▸ WHAT YOU ARE ASKED TO DO: Quote each record exactly, please, leaving none out.

(Stored data)

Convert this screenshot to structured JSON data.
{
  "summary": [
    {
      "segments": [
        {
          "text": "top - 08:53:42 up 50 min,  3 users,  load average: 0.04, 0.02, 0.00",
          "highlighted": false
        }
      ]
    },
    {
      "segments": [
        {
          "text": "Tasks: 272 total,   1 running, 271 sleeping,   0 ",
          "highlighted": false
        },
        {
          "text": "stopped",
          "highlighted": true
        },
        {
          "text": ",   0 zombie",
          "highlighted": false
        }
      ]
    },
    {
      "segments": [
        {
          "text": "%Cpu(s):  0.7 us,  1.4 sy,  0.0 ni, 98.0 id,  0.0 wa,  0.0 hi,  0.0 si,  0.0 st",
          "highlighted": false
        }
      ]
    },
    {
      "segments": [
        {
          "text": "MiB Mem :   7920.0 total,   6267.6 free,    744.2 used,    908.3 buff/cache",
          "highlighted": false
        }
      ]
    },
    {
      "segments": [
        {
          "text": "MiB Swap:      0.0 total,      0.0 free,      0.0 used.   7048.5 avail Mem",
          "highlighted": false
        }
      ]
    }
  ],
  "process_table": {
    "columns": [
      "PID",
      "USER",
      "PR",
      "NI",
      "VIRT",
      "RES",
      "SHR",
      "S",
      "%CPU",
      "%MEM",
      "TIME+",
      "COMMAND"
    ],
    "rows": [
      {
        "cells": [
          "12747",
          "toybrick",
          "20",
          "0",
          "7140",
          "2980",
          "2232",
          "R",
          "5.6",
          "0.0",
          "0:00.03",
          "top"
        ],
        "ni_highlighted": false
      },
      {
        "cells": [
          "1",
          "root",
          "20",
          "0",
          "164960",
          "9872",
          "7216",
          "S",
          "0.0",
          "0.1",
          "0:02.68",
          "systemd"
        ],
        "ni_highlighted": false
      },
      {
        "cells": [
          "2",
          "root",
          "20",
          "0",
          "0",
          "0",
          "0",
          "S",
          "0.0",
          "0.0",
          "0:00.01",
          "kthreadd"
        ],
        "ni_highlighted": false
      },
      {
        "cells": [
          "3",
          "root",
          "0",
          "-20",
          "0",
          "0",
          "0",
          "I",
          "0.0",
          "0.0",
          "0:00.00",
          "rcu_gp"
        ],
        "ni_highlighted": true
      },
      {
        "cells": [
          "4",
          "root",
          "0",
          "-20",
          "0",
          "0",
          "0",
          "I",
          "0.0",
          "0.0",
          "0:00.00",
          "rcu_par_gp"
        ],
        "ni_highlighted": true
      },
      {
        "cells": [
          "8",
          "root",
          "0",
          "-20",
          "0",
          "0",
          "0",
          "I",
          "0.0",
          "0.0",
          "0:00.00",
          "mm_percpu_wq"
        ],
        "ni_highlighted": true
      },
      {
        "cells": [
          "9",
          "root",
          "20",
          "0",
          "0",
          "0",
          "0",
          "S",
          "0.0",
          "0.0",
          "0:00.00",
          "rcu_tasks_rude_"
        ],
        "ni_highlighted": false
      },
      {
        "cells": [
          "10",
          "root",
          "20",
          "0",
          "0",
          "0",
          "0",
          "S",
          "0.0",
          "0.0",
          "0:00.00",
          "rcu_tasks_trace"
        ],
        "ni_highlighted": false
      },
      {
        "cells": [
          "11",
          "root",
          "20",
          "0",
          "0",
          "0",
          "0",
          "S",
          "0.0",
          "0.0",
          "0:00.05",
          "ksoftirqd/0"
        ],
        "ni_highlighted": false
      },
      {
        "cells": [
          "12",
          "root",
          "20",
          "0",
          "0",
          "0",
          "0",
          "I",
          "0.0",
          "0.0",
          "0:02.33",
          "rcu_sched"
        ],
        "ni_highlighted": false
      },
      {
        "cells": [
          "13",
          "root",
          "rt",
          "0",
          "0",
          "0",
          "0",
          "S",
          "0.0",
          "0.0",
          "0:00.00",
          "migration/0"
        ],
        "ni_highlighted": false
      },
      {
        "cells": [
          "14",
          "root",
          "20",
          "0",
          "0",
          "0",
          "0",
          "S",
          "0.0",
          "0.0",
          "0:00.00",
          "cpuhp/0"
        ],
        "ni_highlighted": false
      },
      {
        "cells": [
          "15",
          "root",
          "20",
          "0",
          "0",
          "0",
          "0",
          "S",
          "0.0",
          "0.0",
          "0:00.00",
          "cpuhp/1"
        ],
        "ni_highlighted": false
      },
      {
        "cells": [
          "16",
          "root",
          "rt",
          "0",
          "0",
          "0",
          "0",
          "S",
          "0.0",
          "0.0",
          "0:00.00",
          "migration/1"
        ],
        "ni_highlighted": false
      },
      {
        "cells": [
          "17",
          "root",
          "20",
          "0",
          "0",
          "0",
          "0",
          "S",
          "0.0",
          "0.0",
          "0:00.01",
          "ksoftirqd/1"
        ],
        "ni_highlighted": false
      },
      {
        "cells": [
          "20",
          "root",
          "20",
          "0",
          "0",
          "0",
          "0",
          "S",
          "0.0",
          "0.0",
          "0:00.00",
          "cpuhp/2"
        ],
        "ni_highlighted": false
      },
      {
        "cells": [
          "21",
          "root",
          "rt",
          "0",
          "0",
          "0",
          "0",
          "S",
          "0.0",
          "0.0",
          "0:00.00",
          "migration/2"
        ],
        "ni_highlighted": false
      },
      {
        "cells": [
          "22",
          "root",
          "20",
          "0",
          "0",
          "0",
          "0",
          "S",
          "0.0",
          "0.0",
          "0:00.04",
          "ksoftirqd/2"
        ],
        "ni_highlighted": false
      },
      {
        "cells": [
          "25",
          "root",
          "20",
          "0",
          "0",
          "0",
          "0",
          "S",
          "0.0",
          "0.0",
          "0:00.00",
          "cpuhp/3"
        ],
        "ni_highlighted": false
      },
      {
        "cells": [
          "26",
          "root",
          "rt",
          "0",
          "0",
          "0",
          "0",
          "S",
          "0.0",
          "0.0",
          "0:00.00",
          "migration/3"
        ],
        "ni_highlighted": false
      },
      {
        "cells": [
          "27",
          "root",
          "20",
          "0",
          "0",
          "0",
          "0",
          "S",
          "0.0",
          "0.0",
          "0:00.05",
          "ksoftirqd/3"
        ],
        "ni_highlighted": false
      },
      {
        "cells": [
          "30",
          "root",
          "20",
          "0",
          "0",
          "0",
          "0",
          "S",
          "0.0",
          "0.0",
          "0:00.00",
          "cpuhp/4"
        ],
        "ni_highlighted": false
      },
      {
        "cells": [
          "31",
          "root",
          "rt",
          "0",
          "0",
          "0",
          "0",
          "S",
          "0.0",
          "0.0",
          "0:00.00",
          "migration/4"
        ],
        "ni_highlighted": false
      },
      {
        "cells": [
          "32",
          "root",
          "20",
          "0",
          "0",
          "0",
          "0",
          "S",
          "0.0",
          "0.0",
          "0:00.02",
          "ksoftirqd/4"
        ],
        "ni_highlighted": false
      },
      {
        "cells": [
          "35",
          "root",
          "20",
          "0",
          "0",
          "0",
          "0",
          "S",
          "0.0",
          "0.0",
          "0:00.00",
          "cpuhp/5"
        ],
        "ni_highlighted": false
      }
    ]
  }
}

▸ TASK RESULT:
Convert this screenshot to structured JSON data.
{
  "summary": [
    {
      "segments": [
        {
          "text": "top - 08:53:42 up 50 min,  3 users,  load average: 0.04, 0.02, 0.00",
          "highlighted": false
        }
      ]
    },
    {
      "segments": [
        {
          "text": "Tasks: 272 total,   1 running, 271 sleeping,   0 ",
          "highlighted": false
        },
        {
          "text": "stopped",
          "highlighted": true
        },
        {
          "text": ",   0 zombie",
          "highlighted": false
        }
      ]
    },
    {
      "segments": [
        {
          "text": "%Cpu(s):  0.7 us,  1.4 sy,  0.0 ni, 98.0 id,  0.0 wa,  0.0 hi,  0.0 si,  0.0 st",
          "highlighted": false
        }
      ]
    },
    {
      "segments": [
        {
          "text": "MiB Mem :   7920.0 total,   6267.6 free,    744.2 used,    908.3 buff/cache",
          "highlighted": false
        }
      ]
    },
    {
      "segments": [
        {
          "text": "MiB Swap:      0.0 total,      0.0 free,      0.0 used.   7048.5 avail Mem",
          "highlighted": false
        }
      ]
    }
  ],
  "process_table": {
    "columns": [
      "PID",
      "USER",
      "PR",
      "NI",
      "VIRT",
      "RES",
      "SHR",
      "S",
      "%CPU",
      "%MEM",
      "TIME+",
      "COMMAND"
    ],
    "rows": [
      {
        "cells": [
          "12747",
          "toybrick",
          "20",
          "0",
          "7140",
          "2980",
          "2232",
          "R",
          "5.6",
          "0.0",
          "0:00.03",
          "top"
        ],
        "ni_highlighted": false
      },
      {
        "cells": [
          "1",
          "root",
          "20",
          "0",
          "164960",
          "9872",
          "7216",
          "S",
          "0.0",
          "0.1",
          "0:02.68",
          "systemd"
        ],
        "ni_highlighted": false
      },
      {
        "cells": [
          "2",
          "root",
          "20",
          "0",
          "0",
          "0",
          "0",
          "S",
          "0.0",
          "0.0",
          "0:00.01",
          "kthreadd"
        ],
        "ni_highlighted": false
      },
      {
        "cells": [
          "3",
          "root",
          "0",
          "-20",
          "0",
          "0",
          "0",
          "I",
          "0.0",
          "0.0",
          "0:00.00",
          "rcu_gp"
        ],
        "ni_highlighted": true
      },
      {
        "cells": [
          "4",
          "root",
          "0",
          "-20",
          "0",
          "0",
          "0",
          "I",
          "0.0",
          "0.0",
          "0:00.00",
          "rcu_par_gp"
        ],
        "ni_highlighted": true
      },
      {
        "cells": [
          "8",
          "root",
          "0",
          "-20",
          "0",
          "0",
          "0",
          "I",
          "0.0",
          "0.0",
          "0:00.00",
          "mm_percpu_wq"
        ],
        "ni_highlighted": true
      },
      {
        "cells": [
          "9",
          "root",
          "20",
          "0",
          "0",
          "0",
          "0",
          "S",
          "0.0",
          "0.0",
          "0:00.00",
          "rcu_tasks_rude_"
        ],
        "ni_highlighted": false
      },
      {
        "cells": [
          "10",
          "root",
          "20",
          "0",
          "0",
          "0",
          "0",
          "S",
          "0.0",
          "0.0",
          "0:00.00",
          "rcu_tasks_trace"
        ],
        "ni_highlighted": false
      },
      {
        "cells": [
          "11",
          "root",
          "20",
          "0",
          "0",
          "0",
          "0",
          "S",
          "0.0",
          "0.0",
          "0:00.05",
          "ksoftirqd/0"
        ],
        "ni_highlighted": false
      },
      {
        "cells": [
          "12",
          "root",
          "20",
          "0",
          "0",
          "0",
          "0",
          "I",
          "0.0",
          "0.0",
          "0:02.33",
          "rcu_sched"
        ],
        "ni_highlighted": false
      },
      {
        "cells": [
          "13",
          "root",
          "rt",
          "0",
          "0",
          "0",
          "0",
          "S",
          "0.0",
          "0.0",
          "0:00.00",
          "migration/0"
        ],
        "ni_highlighted": false
      },
      {
        "cells": [
          "14",
          "root",
          "20",
          "0",
          "0",
          "0",
          "0",
          "S",
          "0.0",
          "0.0",
          "0:00.00",
          "cpuhp/0"
        ],
        "ni_highlighted": false
      },
      {
        "cells": [
          "15",
          "root",
          "20",
          "0",
          "0",
          "0",
          "0",
          "S",
          "0.0",
          "0.0",
          "0:00.00",
          "cpuhp/1"
        ],
        "ni_highlighted": false
      },
      {
        "cells": [
          "16",
          "root",
          "rt",
          "0",
          "0",
          "0",
          "0",
          "S",
          "0.0",
          "0.0",
          "0:00.00",
          "migration/1"
        ],
        "ni_highlighted": false
      },
      {
        "cells": [
          "17",
          "root",
          "20",
          "0",
          "0",
          "0",
          "0",
          "S",
          "0.0",
          "0.0",
          "0:00.01",
          "ksoftirqd/1"
        ],
        "ni_highlighted": false
      },
      {
        "cells": [
          "20",
          "root",
          "20",
          "0",
          "0",
          "0",
          "0",
          "S",
          "0.0",
          "0.0",
          "0:00.00",
          "cpuhp/2"
        ],
        "ni_highlighted": false
      },
      {
        "cells": [
          "21",
          "root",
          "rt",
          "0",
          "0",
          "0",
          "0",
          "S",
          "0.0",
          "0.0",
          "0:00.00",
          "migration/2"
        ],
        "ni_highlighted": false
      },
      {
        "cells": [
          "22",
          "root",
          "20",
          "0",
          "0",
          "0",
          "0",
          "S",
          "0.0",
          "0.0",
          "0:00.04",
          "ksoftirqd/2"
        ],
        "ni_highlighted": false
      },
      {
        "cells": [
          "25",
          "root",
          "20",
          "0",
          "0",
          "0",
          "0",
          "S",
          "0.0",
          "0.0",
          "0:00.00",
          "cpuhp/3"
        ],
        "ni_highlighted": false
      },
      {
        "cells": [
          "26",
          "root",
          "rt",
          "0",
          "0",
          "0",
          "0",
          "S",
          "0.0",
          "0.0",
          "0:00.00",
          "migration/3"
        ],
        "ni_highlighted": false
      },
      {
        "cells": [
          "27",
          "root",
          "20",
          "0",
          "0",
          "0",
          "0",
          "S",
          "0.0",
          "0.0",
          "0:00.05",
          "ksoftirqd/3"
        ],
        "ni_highlighted": false
      },
      {
        "cells": [
          "30",
          "root",
          "20",
          "0",
          "0",
          "0",
          "0",
          "S",
          "0.0",
          "0.0",
          "0:00.00",
          "cpuhp/4"
        ],
        "ni_highlighted": false
      },
      {
        "cells": [
          "31",
          "root",
          "rt",
          "0",
          "0",
          "0",
          "0",
          "S",
          "0.0",
          "0.0",
          "0:00.00",
          "migration/4"
        ],
        "ni_highlighted": false
      },
      {
        "cells": [
          "32",
          "root",
          "20",
          "0",
          "0",
          "0",
          "0",
          "S",
          "0.0",
          "0.0",
          "0:00.02",
          "ksoftirqd/4"
        ],
        "ni_highlighted": false
      },
      {
        "cells": [
          "35",
          "root",
          "20",
          "0",
          "0",
          "0",
          "0",
          "S",
          "0.0",
          "0.0",
          "0:00.00",
          "cpuhp/5"
        ],
        "ni_highlighted": false
      }
    ]
  }
}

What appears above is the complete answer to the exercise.